**Brief:** Pull out every line with the word "text" from the entries below.

**Exercise materials:**
****************

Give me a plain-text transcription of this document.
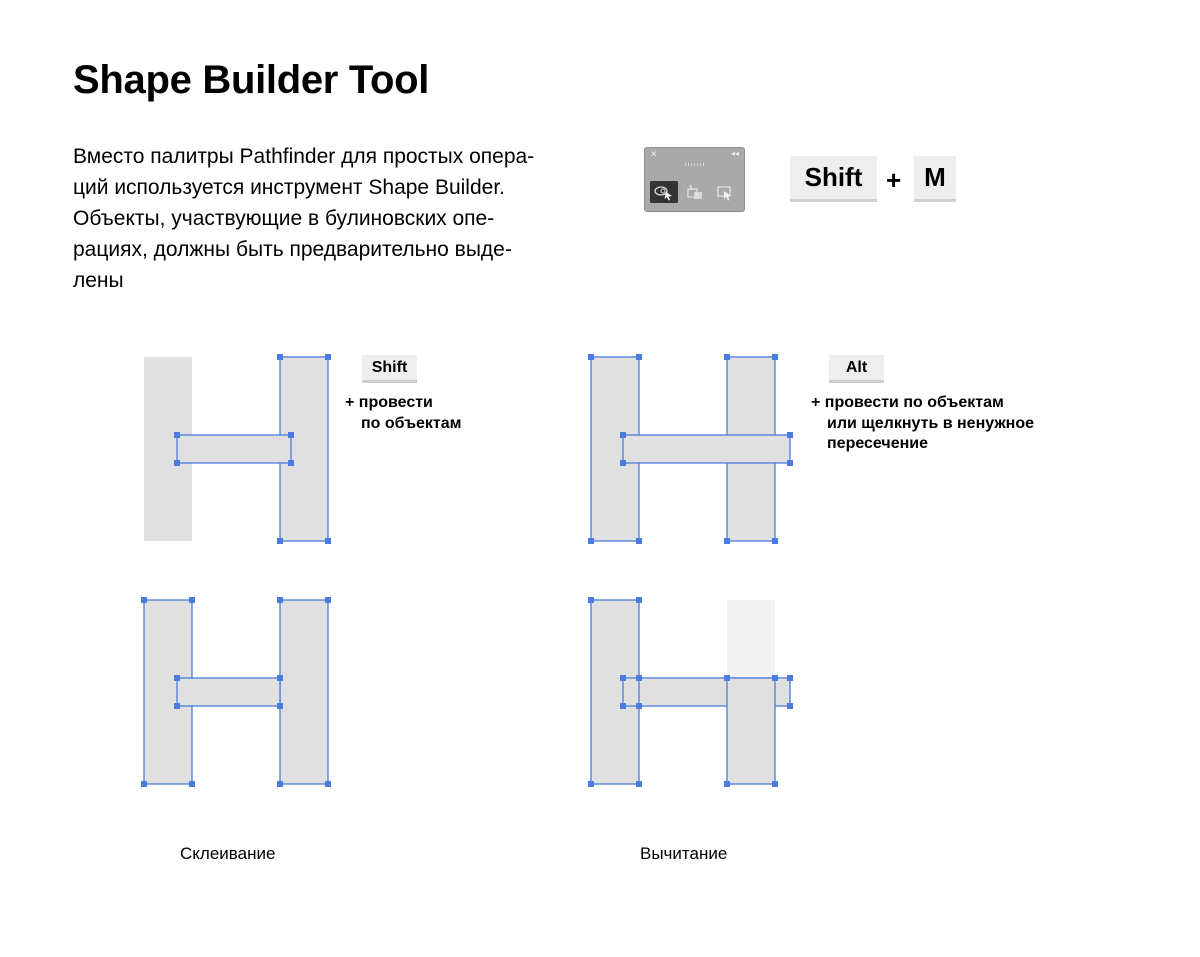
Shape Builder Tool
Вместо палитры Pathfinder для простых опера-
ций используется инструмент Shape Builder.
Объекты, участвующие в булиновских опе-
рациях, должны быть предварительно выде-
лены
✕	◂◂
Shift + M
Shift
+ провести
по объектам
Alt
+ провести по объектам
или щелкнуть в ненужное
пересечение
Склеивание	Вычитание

****************

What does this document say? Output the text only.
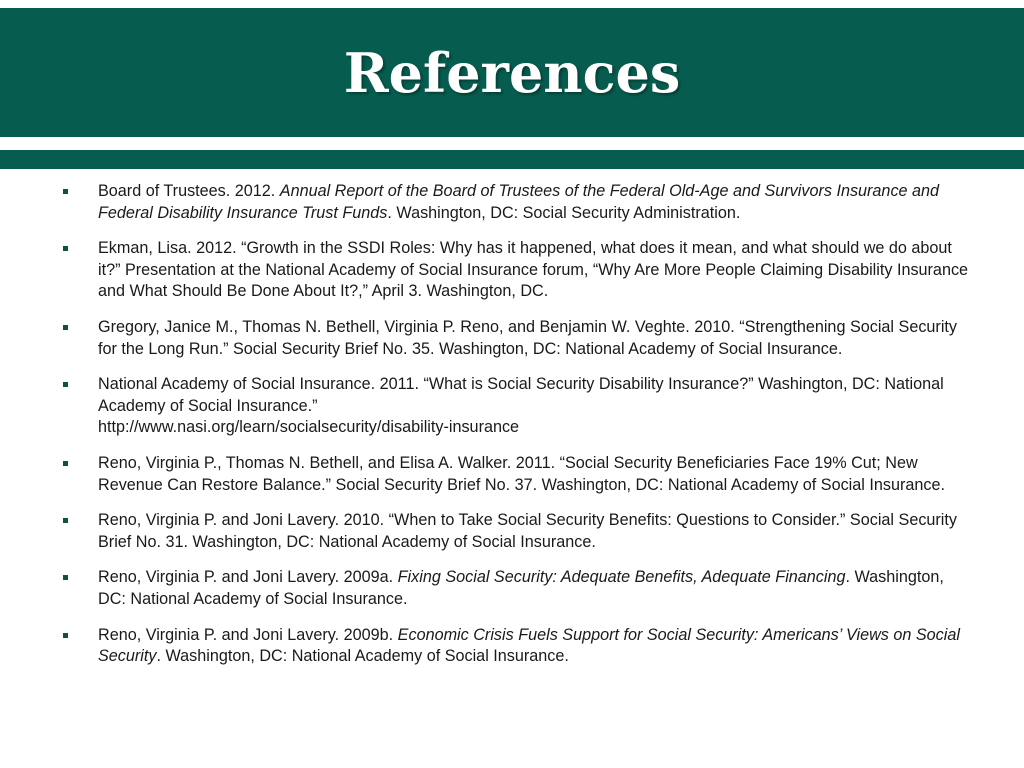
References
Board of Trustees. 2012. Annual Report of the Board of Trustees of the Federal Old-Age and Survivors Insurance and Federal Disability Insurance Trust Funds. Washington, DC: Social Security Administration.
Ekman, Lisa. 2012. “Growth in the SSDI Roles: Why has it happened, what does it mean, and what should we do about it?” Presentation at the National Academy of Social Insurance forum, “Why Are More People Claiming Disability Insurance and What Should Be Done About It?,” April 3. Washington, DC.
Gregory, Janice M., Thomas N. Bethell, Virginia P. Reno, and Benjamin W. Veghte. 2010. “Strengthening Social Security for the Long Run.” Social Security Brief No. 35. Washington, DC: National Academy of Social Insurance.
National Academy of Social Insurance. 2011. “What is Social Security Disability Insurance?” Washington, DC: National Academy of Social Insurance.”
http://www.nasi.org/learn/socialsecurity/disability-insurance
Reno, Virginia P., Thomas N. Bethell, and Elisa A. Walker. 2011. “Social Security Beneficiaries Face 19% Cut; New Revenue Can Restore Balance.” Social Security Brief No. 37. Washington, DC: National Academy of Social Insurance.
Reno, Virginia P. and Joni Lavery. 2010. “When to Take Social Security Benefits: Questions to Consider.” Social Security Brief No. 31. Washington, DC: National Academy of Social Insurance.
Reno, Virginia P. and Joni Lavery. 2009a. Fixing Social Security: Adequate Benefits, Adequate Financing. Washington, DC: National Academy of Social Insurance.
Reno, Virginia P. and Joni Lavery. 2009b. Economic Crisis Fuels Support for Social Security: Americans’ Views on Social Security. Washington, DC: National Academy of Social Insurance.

****************

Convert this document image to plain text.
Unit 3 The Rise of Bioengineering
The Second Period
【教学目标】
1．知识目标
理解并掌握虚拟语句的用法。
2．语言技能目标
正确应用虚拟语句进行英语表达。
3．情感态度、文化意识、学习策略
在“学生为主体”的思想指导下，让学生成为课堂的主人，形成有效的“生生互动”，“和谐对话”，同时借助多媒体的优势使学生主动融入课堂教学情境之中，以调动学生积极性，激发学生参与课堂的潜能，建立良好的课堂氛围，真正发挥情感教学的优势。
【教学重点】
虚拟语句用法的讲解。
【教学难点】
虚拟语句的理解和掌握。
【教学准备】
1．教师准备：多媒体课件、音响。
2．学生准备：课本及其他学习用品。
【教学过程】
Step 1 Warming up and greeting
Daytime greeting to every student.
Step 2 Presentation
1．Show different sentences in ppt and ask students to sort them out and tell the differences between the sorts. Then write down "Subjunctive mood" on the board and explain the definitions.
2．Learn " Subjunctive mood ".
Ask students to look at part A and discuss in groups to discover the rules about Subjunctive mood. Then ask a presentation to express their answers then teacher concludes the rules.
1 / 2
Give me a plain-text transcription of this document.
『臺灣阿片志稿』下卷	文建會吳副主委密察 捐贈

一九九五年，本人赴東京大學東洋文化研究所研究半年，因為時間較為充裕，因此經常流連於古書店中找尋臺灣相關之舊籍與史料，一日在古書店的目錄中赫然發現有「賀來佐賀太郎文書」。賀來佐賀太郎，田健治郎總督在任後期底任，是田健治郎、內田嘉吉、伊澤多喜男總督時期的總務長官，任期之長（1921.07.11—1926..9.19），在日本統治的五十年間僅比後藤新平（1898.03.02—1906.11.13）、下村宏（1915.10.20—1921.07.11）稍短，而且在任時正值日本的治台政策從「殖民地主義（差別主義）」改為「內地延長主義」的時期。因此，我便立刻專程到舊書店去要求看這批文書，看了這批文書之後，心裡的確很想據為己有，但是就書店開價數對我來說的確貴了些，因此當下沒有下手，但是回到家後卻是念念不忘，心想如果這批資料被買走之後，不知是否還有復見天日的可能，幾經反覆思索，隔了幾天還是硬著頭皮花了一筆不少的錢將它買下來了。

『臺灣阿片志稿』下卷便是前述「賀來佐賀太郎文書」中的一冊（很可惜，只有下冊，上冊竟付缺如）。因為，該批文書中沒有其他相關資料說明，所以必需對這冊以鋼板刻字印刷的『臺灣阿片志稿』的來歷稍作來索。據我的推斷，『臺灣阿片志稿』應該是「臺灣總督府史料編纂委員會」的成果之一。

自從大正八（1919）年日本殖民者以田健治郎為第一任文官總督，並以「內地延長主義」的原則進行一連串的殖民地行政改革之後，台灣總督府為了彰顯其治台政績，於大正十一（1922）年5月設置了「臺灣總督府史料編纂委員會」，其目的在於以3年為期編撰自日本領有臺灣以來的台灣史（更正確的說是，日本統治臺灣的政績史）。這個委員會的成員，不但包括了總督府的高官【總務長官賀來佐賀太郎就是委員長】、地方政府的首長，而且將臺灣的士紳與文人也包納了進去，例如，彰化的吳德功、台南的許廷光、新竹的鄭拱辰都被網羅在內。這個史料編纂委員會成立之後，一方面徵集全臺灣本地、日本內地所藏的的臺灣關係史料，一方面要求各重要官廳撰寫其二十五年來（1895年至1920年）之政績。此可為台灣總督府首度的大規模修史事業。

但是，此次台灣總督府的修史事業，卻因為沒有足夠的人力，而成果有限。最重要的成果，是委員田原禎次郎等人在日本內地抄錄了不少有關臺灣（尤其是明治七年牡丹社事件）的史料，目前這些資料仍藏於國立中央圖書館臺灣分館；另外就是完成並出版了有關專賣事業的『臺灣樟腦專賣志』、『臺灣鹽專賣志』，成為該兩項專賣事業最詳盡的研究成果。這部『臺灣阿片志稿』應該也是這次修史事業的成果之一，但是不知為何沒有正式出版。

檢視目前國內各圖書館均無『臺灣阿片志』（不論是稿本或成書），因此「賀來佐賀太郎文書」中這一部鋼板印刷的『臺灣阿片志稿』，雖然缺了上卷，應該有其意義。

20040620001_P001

****************

**Solution for this problem:**
Give me a plain-text transcription of this document.
What does this document say? Output the text only.
Convert this document image to plain text.
Give me a plain-text transcription of this document.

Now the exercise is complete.